WHAT IS NEEDED. Read the records and write them out again exactly.

DATASET.
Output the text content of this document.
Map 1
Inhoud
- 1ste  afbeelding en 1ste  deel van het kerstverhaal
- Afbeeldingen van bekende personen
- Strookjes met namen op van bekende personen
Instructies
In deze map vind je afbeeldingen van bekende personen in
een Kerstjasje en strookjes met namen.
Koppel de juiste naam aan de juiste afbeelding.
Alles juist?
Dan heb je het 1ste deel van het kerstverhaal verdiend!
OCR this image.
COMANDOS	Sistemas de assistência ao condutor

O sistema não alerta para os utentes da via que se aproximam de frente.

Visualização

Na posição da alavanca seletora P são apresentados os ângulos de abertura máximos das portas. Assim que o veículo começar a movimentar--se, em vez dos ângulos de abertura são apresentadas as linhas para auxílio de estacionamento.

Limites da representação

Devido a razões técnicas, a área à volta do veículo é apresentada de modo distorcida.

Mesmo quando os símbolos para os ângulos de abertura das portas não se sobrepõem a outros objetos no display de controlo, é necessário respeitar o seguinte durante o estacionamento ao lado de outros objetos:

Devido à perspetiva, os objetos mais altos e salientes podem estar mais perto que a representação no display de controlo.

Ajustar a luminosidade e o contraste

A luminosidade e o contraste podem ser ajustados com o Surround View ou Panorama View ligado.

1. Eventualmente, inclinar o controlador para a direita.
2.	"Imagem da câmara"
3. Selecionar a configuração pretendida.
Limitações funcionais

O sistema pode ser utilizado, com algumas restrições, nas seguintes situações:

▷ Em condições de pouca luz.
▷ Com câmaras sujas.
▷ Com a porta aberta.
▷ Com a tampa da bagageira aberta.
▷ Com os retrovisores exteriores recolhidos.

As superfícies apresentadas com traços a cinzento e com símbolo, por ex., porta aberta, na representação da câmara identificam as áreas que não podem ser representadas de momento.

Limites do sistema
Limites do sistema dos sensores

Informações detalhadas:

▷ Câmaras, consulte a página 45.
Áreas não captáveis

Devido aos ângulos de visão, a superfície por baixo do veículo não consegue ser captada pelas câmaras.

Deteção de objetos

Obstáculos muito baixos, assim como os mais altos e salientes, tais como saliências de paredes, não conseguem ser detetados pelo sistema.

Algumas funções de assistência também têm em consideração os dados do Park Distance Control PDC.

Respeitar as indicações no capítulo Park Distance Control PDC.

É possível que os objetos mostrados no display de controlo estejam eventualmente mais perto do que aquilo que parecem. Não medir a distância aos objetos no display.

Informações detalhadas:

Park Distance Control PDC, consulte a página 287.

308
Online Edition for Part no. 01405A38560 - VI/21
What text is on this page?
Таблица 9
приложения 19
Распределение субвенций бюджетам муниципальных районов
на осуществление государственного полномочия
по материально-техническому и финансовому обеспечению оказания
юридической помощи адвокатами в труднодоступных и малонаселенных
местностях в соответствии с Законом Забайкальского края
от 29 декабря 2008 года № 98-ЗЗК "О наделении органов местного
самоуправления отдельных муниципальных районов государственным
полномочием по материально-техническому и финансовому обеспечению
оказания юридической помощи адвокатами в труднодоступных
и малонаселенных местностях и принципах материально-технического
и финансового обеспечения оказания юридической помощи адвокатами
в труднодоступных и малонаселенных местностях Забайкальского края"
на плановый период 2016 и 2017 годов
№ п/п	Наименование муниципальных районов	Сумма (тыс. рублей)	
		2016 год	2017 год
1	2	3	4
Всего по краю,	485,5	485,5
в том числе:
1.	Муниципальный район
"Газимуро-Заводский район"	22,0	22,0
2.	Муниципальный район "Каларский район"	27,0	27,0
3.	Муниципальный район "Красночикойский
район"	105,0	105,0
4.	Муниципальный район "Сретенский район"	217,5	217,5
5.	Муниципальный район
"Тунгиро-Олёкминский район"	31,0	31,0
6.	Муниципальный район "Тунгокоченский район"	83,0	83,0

OUTPUT FOR THIS TASK.
Output the text content of this document.
Map 1
Inhoud
- 1ste  afbeelding en 1ste  deel van het kerstverhaal
- Afbeeldingen van bekende personen
- Strookjes met namen op van bekende personen
Instructies
In deze map vind je afbeeldingen van bekende personen in
een Kerstjasje en strookjes met namen.
Koppel de juiste naam aan de juiste afbeelding.
Alles juist?
Dan heb je het 1ste deel van het kerstverhaal verdiend!
OCR this image.
COMANDOS	Sistemas de assistência ao condutor

O sistema não alerta para os utentes da via que se aproximam de frente.

Visualização

Na posição da alavanca seletora P são apresentados os ângulos de abertura máximos das portas. Assim que o veículo começar a movimentar--se, em vez dos ângulos de abertura são apresentadas as linhas para auxílio de estacionamento.

Limites da representação

Devido a razões técnicas, a área à volta do veículo é apresentada de modo distorcida.

Mesmo quando os símbolos para os ângulos de abertura das portas não se sobrepõem a outros objetos no display de controlo, é necessário respeitar o seguinte durante o estacionamento ao lado de outros objetos:

Devido à perspetiva, os objetos mais altos e salientes podem estar mais perto que a representação no display de controlo.

Ajustar a luminosidade e o contraste

A luminosidade e o contraste podem ser ajustados com o Surround View ou Panorama View ligado.

1. Eventualmente, inclinar o controlador para a direita.
2.	"Imagem da câmara"
3. Selecionar a configuração pretendida.
Limitações funcionais

O sistema pode ser utilizado, com algumas restrições, nas seguintes situações:

▷ Em condições de pouca luz.
▷ Com câmaras sujas.
▷ Com a porta aberta.
▷ Com a tampa da bagageira aberta.
▷ Com os retrovisores exteriores recolhidos.

As superfícies apresentadas com traços a cinzento e com símbolo, por ex., porta aberta, na representação da câmara identificam as áreas que não podem ser representadas de momento.

Limites do sistema
Limites do sistema dos sensores

Informações detalhadas:

▷ Câmaras, consulte a página 45.
Áreas não captáveis

Devido aos ângulos de visão, a superfície por baixo do veículo não consegue ser captada pelas câmaras.

Deteção de objetos

Obstáculos muito baixos, assim como os mais altos e salientes, tais como saliências de paredes, não conseguem ser detetados pelo sistema.

Algumas funções de assistência também têm em consideração os dados do Park Distance Control PDC.

Respeitar as indicações no capítulo Park Distance Control PDC.

É possível que os objetos mostrados no display de controlo estejam eventualmente mais perto do que aquilo que parecem. Não medir a distância aos objetos no display.

Informações detalhadas:

Park Distance Control PDC, consulte a página 287.

308
Online Edition for Part no. 01405A38560 - VI/21
What text is on this page?
Таблица 9
приложения 19
Распределение субвенций бюджетам муниципальных районов
на осуществление государственного полномочия
по материально-техническому и финансовому обеспечению оказания
юридической помощи адвокатами в труднодоступных и малонаселенных
местностях в соответствии с Законом Забайкальского края
от 29 декабря 2008 года № 98-ЗЗК "О наделении органов местного
самоуправления отдельных муниципальных районов государственным
полномочием по материально-техническому и финансовому обеспечению
оказания юридической помощи адвокатами в труднодоступных
и малонаселенных местностях и принципах материально-технического
и финансового обеспечения оказания юридической помощи адвокатами
в труднодоступных и малонаселенных местностях Забайкальского края"
на плановый период 2016 и 2017 годов
№ п/п	Наименование муниципальных районов	Сумма (тыс. рублей)	
		2016 год	2017 год
1	2	3	4
Всего по краю,	485,5	485,5
в том числе:
1.	Муниципальный район
"Газимуро-Заводский район"	22,0	22,0
2.	Муниципальный район "Каларский район"	27,0	27,0
3.	Муниципальный район "Красночикойский
район"	105,0	105,0
4.	Муниципальный район "Сретенский район"	217,5	217,5
5.	Муниципальный район
"Тунгиро-Олёкминский район"	31,0	31,0
6.	Муниципальный район "Тунгокоченский район"	83,0	83,0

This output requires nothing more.